**Job:**
Keep the images out and copy every entry below exactly.
· · ·
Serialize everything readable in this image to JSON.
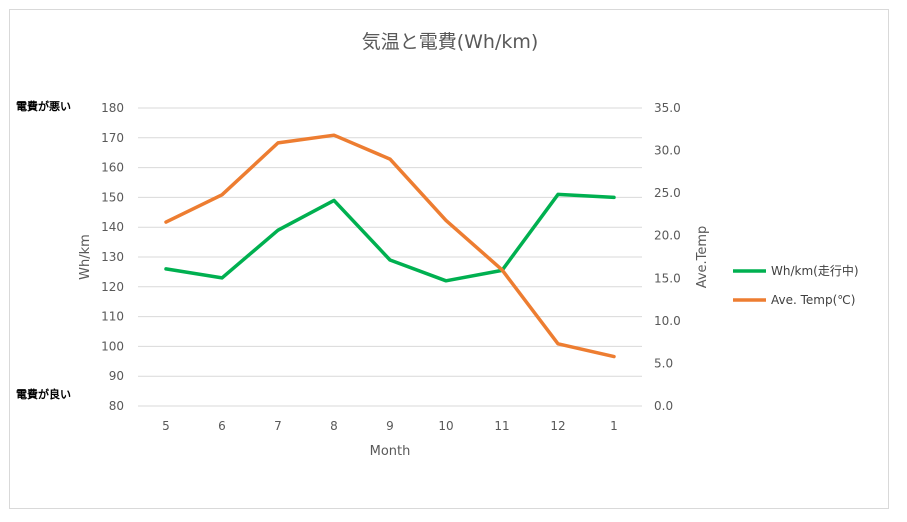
{
  "colors": {
    "wh_km": "#00b050",
    "temp": "#ed7d31",
    "grid": "#d9d9d9",
    "text": "#595959"
  },
  "annotations": {
    "top": "電費が悪い",
    "bottom": "電費が良い"
  },
  "chart_data": {
    "type": "line",
    "title": "気温と電費(Wh/km)",
    "xlabel": "Month",
    "ylabel": "Wh/km",
    "y2label": "Ave.Temp",
    "categories": [
      "5",
      "6",
      "7",
      "8",
      "9",
      "10",
      "11",
      "12",
      "1"
    ],
    "ylim": [
      80,
      180
    ],
    "yticks": [
      "180",
      "170",
      "160",
      "150",
      "140",
      "130",
      "120",
      "110",
      "100",
      "90",
      "80"
    ],
    "y2lim": [
      0,
      35
    ],
    "y2ticks": [
      "35.0",
      "30.0",
      "25.0",
      "20.0",
      "15.0",
      "10.0",
      "5.0",
      "0.0"
    ],
    "grid": true,
    "legend_position": "right",
    "series": [
      {
        "name": "Wh/km(走行中)",
        "axis": "left",
        "color": "#00b050",
        "values": [
          126,
          123,
          139,
          149,
          129,
          122,
          125.5,
          151,
          150
        ]
      },
      {
        "name": "Ave. Temp(℃)",
        "axis": "right",
        "color": "#ed7d31",
        "values": [
          21.6,
          24.8,
          30.9,
          31.8,
          29.0,
          21.8,
          16.0,
          7.3,
          5.8
        ]
      }
    ]
  }
}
· · ·
**Task solution:**
Serialize everything readable in this image to JSON.
{
  "colors": {
    "wh_km": "#00b050",
    "temp": "#ed7d31",
    "grid": "#d9d9d9",
    "text": "#595959"
  },
  "annotations": {
    "top": "電費が悪い",
    "bottom": "電費が良い"
  },
  "chart_data": {
    "type": "line",
    "title": "気温と電費(Wh/km)",
    "xlabel": "Month",
    "ylabel": "Wh/km",
    "y2label": "Ave.Temp",
    "categories": [
      "5",
      "6",
      "7",
      "8",
      "9",
      "10",
      "11",
      "12",
      "1"
    ],
    "ylim": [
      80,
      180
    ],
    "yticks": [
      "180",
      "170",
      "160",
      "150",
      "140",
      "130",
      "120",
      "110",
      "100",
      "90",
      "80"
    ],
    "y2lim": [
      0,
      35
    ],
    "y2ticks": [
      "35.0",
      "30.0",
      "25.0",
      "20.0",
      "15.0",
      "10.0",
      "5.0",
      "0.0"
    ],
    "grid": true,
    "legend_position": "right",
    "series": [
      {
        "name": "Wh/km(走行中)",
        "axis": "left",
        "color": "#00b050",
        "values": [
          126,
          123,
          139,
          149,
          129,
          122,
          125.5,
          151,
          150
        ]
      },
      {
        "name": "Ave. Temp(℃)",
        "axis": "right",
        "color": "#ed7d31",
        "values": [
          21.6,
          24.8,
          30.9,
          31.8,
          29.0,
          21.8,
          16.0,
          7.3,
          5.8
        ]
      }
    ]
  }
}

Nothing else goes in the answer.